◆ Challenge: Don't copy the pictures; return every other part of the records exactly.

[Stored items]

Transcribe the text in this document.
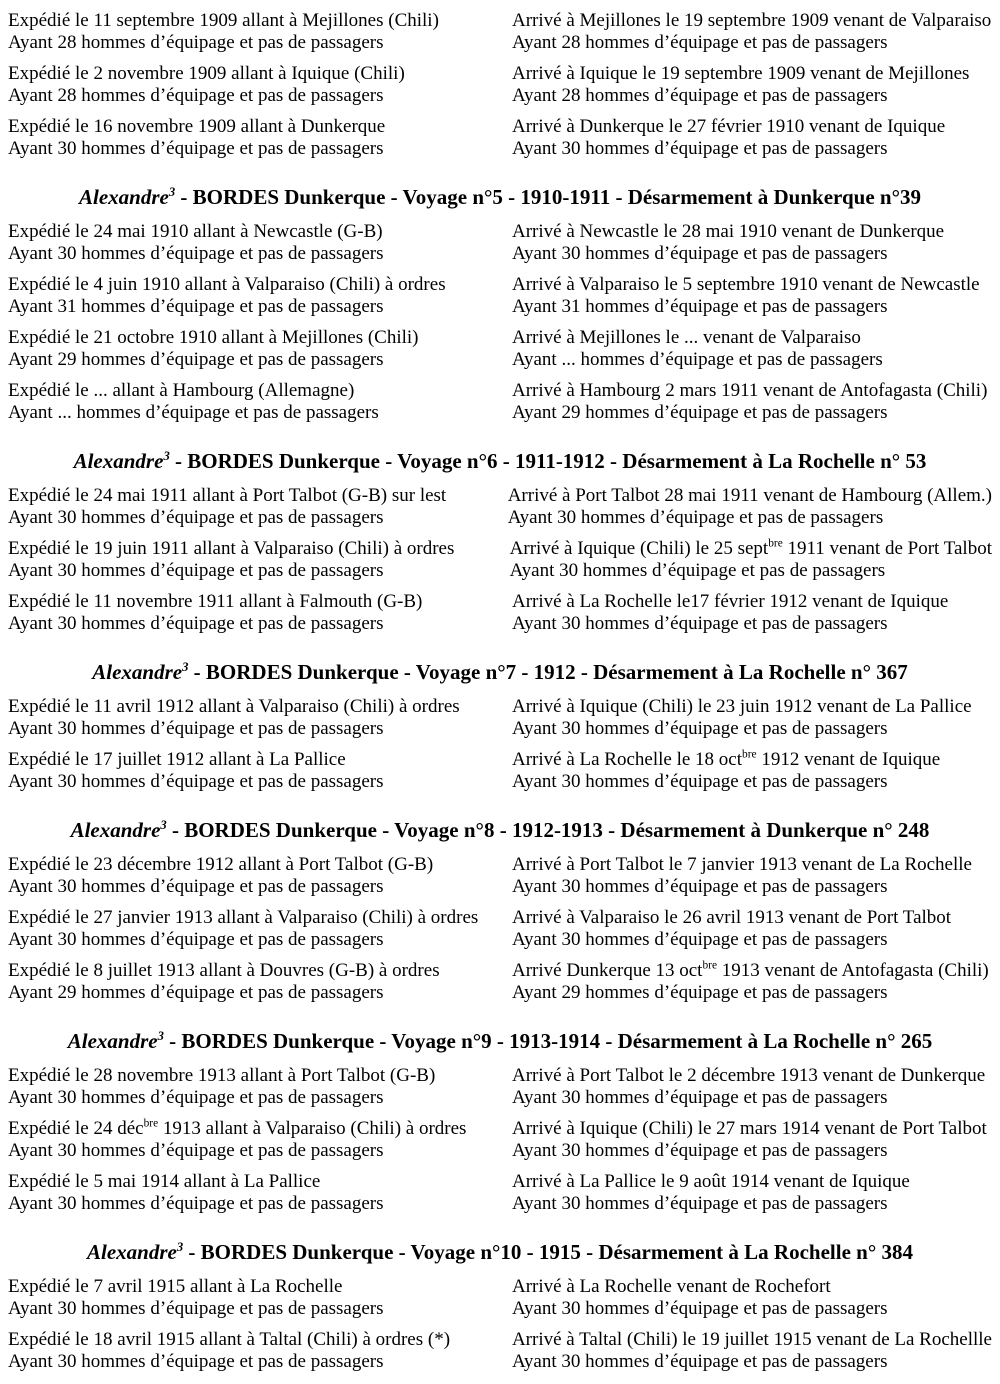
Expédié le 11 septembre 1909 allant à Mejillones (Chili)

Ayant 28 hommes d’équipage et pas de passagers

Arrivé à Mejillones le 19 septembre 1909 venant de Valparaiso

Ayant 28 hommes d’équipage et pas de passagers

Expédié le 2 novembre 1909 allant à Iquique (Chili)

Ayant 28 hommes d’équipage et pas de passagers

Arrivé à Iquique le 19 septembre 1909 venant de Mejillones

Ayant 28 hommes d’équipage et pas de passagers

Expédié le 16 novembre 1909 allant à Dunkerque

Ayant 30 hommes d’équipage et pas de passagers

Arrivé à Dunkerque le 27 février 1910 venant de Iquique

Ayant 30 hommes d’équipage et pas de passagers

Alexandre$^3$ - BORDES Dunkerque - Voyage n°5 - 1910-1911 - Désarmement à Dunkerque n°39

Expédié le 24 mai 1910 allant à Newcastle (G-B)

Ayant 30 hommes d’équipage et pas de passagers

Arrivé à Newcastle le 28 mai 1910 venant de Dunkerque

Ayant 30 hommes d’équipage et pas de passagers

Expédié le 4 juin 1910 allant à Valparaiso (Chili) à ordres

Ayant 31 hommes d’équipage et pas de passagers

Arrivé à Valparaiso le 5 septembre 1910 venant de Newcastle

Ayant 31 hommes d’équipage et pas de passagers

Expédié le 21 octobre 1910 allant à Mejillones (Chili)

Ayant 29 hommes d’équipage et pas de passagers

Arrivé à Mejillones le ... venant de Valparaiso

Ayant ... hommes d’équipage et pas de passagers

Expédié le ... allant à Hambourg (Allemagne)

Ayant ... hommes d’équipage et pas de passagers

Arrivé à Hambourg 2 mars 1911 venant de Antofagasta (Chili)

Ayant 29 hommes d’équipage et pas de passagers

Alexandre$^3$ - BORDES Dunkerque - Voyage n°6 - 1911-1912 - Désarmement à La Rochelle n° 53

Expédié le 24 mai 1911 allant à Port Talbot (G-B) sur lest

Ayant 30 hommes d’équipage et pas de passagers

Arrivé à Port Talbot 28 mai 1911 venant de Hambourg (Allem.)

Ayant 30 hommes d’équipage et pas de passagers

Expédié le 19 juin 1911 allant à Valparaiso (Chili) à ordres

Ayant 30 hommes d’équipage et pas de passagers

Arrivé à Iquique (Chili) le 25 sept$^{bre}$ 1911 venant de Port Talbot

Ayant 30 hommes d’équipage et pas de passagers

Expédié le 11 novembre 1911 allant à Falmouth (G-B)

Ayant 30 hommes d’équipage et pas de passagers

Arrivé à La Rochelle le17 février 1912 venant de Iquique

Ayant 30 hommes d’équipage et pas de passagers

Alexandre$^3$ - BORDES Dunkerque - Voyage n°7 - 1912 - Désarmement à La Rochelle n° 367

Expédié le 11 avril 1912 allant à Valparaiso (Chili) à ordres

Ayant 30 hommes d’équipage et pas de passagers

Arrivé à Iquique (Chili) le 23 juin 1912 venant de La Pallice

Ayant 30 hommes d’équipage et pas de passagers

Expédié le 17 juillet 1912 allant à La Pallice

Ayant 30 hommes d’équipage et pas de passagers

Arrivé à La Rochelle le 18 oct$^{bre}$ 1912 venant de Iquique

Ayant 30 hommes d’équipage et pas de passagers

Alexandre$^3$ - BORDES Dunkerque - Voyage n°8 - 1912-1913 - Désarmement à Dunkerque n° 248

Expédié le 23 décembre 1912 allant à Port Talbot (G-B)

Ayant 30 hommes d’équipage et pas de passagers

Arrivé à Port Talbot le 7 janvier 1913 venant de La Rochelle

Ayant 30 hommes d’équipage et pas de passagers

Expédié le 27 janvier 1913 allant à Valparaiso (Chili) à ordres

Ayant 30 hommes d’équipage et pas de passagers

Arrivé à Valparaiso le 26 avril 1913 venant de Port Talbot

Ayant 30 hommes d’équipage et pas de passagers

Expédié le 8 juillet 1913 allant à Douvres (G-B) à ordres

Ayant 29 hommes d’équipage et pas de passagers

Arrivé Dunkerque 13 oct$^{bre}$ 1913 venant de Antofagasta (Chili)

Ayant 29 hommes d’équipage et pas de passagers

Alexandre$^3$ - BORDES Dunkerque - Voyage n°9 - 1913-1914 - Désarmement à La Rochelle n° 265

Expédié le 28 novembre 1913 allant à Port Talbot (G-B)

Ayant 30 hommes d’équipage et pas de passagers

Arrivé à Port Talbot le 2 décembre 1913 venant de Dunkerque

Ayant 30 hommes d’équipage et pas de passagers

Expédié le 24 déc$^{bre}$ 1913 allant à Valparaiso (Chili) à ordres

Ayant 30 hommes d’équipage et pas de passagers

Arrivé à Iquique (Chili) le 27 mars 1914 venant de Port Talbot

Ayant 30 hommes d’équipage et pas de passagers

Expédié le 5 mai 1914 allant à La Pallice

Ayant 30 hommes d’équipage et pas de passagers

Arrivé à La Pallice le 9 août 1914 venant de Iquique

Ayant 30 hommes d’équipage et pas de passagers

Alexandre$^3$ - BORDES Dunkerque - Voyage n°10 - 1915 - Désarmement à La Rochelle n° 384

Expédié le 7 avril 1915 allant à La Rochelle

Ayant 30 hommes d’équipage et pas de passagers

Arrivé à La Rochelle venant de Rochefort

Ayant 30 hommes d’équipage et pas de passagers

Expédié le 18 avril 1915 allant à Taltal (Chili) à ordres (*)

Ayant 30 hommes d’équipage et pas de passagers

Arrivé à Taltal (Chili) le 19 juillet 1915 venant de La Rochellle

Ayant 30 hommes d’équipage et pas de passagers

◆ Complete response:
Transcribe the text in this document.
Expédié le 11 septembre 1909 allant à Mejillones (Chili)

Ayant 28 hommes d’équipage et pas de passagers

Arrivé à Mejillones le 19 septembre 1909 venant de Valparaiso

Ayant 28 hommes d’équipage et pas de passagers

Expédié le 2 novembre 1909 allant à Iquique (Chili)

Ayant 28 hommes d’équipage et pas de passagers

Arrivé à Iquique le 19 septembre 1909 venant de Mejillones

Ayant 28 hommes d’équipage et pas de passagers

Expédié le 16 novembre 1909 allant à Dunkerque

Ayant 30 hommes d’équipage et pas de passagers

Arrivé à Dunkerque le 27 février 1910 venant de Iquique

Ayant 30 hommes d’équipage et pas de passagers

Alexandre$^3$ - BORDES Dunkerque - Voyage n°5 - 1910-1911 - Désarmement à Dunkerque n°39

Expédié le 24 mai 1910 allant à Newcastle (G-B)

Ayant 30 hommes d’équipage et pas de passagers

Arrivé à Newcastle le 28 mai 1910 venant de Dunkerque

Ayant 30 hommes d’équipage et pas de passagers

Expédié le 4 juin 1910 allant à Valparaiso (Chili) à ordres

Ayant 31 hommes d’équipage et pas de passagers

Arrivé à Valparaiso le 5 septembre 1910 venant de Newcastle

Ayant 31 hommes d’équipage et pas de passagers

Expédié le 21 octobre 1910 allant à Mejillones (Chili)

Ayant 29 hommes d’équipage et pas de passagers

Arrivé à Mejillones le ... venant de Valparaiso

Ayant ... hommes d’équipage et pas de passagers

Expédié le ... allant à Hambourg (Allemagne)

Ayant ... hommes d’équipage et pas de passagers

Arrivé à Hambourg 2 mars 1911 venant de Antofagasta (Chili)

Ayant 29 hommes d’équipage et pas de passagers

Alexandre$^3$ - BORDES Dunkerque - Voyage n°6 - 1911-1912 - Désarmement à La Rochelle n° 53

Expédié le 24 mai 1911 allant à Port Talbot (G-B) sur lest

Ayant 30 hommes d’équipage et pas de passagers

Arrivé à Port Talbot 28 mai 1911 venant de Hambourg (Allem.)

Ayant 30 hommes d’équipage et pas de passagers

Expédié le 19 juin 1911 allant à Valparaiso (Chili) à ordres

Ayant 30 hommes d’équipage et pas de passagers

Arrivé à Iquique (Chili) le 25 sept$^{bre}$ 1911 venant de Port Talbot

Ayant 30 hommes d’équipage et pas de passagers

Expédié le 11 novembre 1911 allant à Falmouth (G-B)

Ayant 30 hommes d’équipage et pas de passagers

Arrivé à La Rochelle le17 février 1912 venant de Iquique

Ayant 30 hommes d’équipage et pas de passagers

Alexandre$^3$ - BORDES Dunkerque - Voyage n°7 - 1912 - Désarmement à La Rochelle n° 367

Expédié le 11 avril 1912 allant à Valparaiso (Chili) à ordres

Ayant 30 hommes d’équipage et pas de passagers

Arrivé à Iquique (Chili) le 23 juin 1912 venant de La Pallice

Ayant 30 hommes d’équipage et pas de passagers

Expédié le 17 juillet 1912 allant à La Pallice

Ayant 30 hommes d’équipage et pas de passagers

Arrivé à La Rochelle le 18 oct$^{bre}$ 1912 venant de Iquique

Ayant 30 hommes d’équipage et pas de passagers

Alexandre$^3$ - BORDES Dunkerque - Voyage n°8 - 1912-1913 - Désarmement à Dunkerque n° 248

Expédié le 23 décembre 1912 allant à Port Talbot (G-B)

Ayant 30 hommes d’équipage et pas de passagers

Arrivé à Port Talbot le 7 janvier 1913 venant de La Rochelle

Ayant 30 hommes d’équipage et pas de passagers

Expédié le 27 janvier 1913 allant à Valparaiso (Chili) à ordres

Ayant 30 hommes d’équipage et pas de passagers

Arrivé à Valparaiso le 26 avril 1913 venant de Port Talbot

Ayant 30 hommes d’équipage et pas de passagers

Expédié le 8 juillet 1913 allant à Douvres (G-B) à ordres

Ayant 29 hommes d’équipage et pas de passagers

Arrivé Dunkerque 13 oct$^{bre}$ 1913 venant de Antofagasta (Chili)

Ayant 29 hommes d’équipage et pas de passagers

Alexandre$^3$ - BORDES Dunkerque - Voyage n°9 - 1913-1914 - Désarmement à La Rochelle n° 265

Expédié le 28 novembre 1913 allant à Port Talbot (G-B)

Ayant 30 hommes d’équipage et pas de passagers

Arrivé à Port Talbot le 2 décembre 1913 venant de Dunkerque

Ayant 30 hommes d’équipage et pas de passagers

Expédié le 24 déc$^{bre}$ 1913 allant à Valparaiso (Chili) à ordres

Ayant 30 hommes d’équipage et pas de passagers

Arrivé à Iquique (Chili) le 27 mars 1914 venant de Port Talbot

Ayant 30 hommes d’équipage et pas de passagers

Expédié le 5 mai 1914 allant à La Pallice

Ayant 30 hommes d’équipage et pas de passagers

Arrivé à La Pallice le 9 août 1914 venant de Iquique

Ayant 30 hommes d’équipage et pas de passagers

Alexandre$^3$ - BORDES Dunkerque - Voyage n°10 - 1915 - Désarmement à La Rochelle n° 384

Expédié le 7 avril 1915 allant à La Rochelle

Ayant 30 hommes d’équipage et pas de passagers

Arrivé à La Rochelle venant de Rochefort

Ayant 30 hommes d’équipage et pas de passagers

Expédié le 18 avril 1915 allant à Taltal (Chili) à ordres (*)

Ayant 30 hommes d’équipage et pas de passagers

Arrivé à Taltal (Chili) le 19 juillet 1915 venant de La Rochellle

Ayant 30 hommes d’équipage et pas de passagers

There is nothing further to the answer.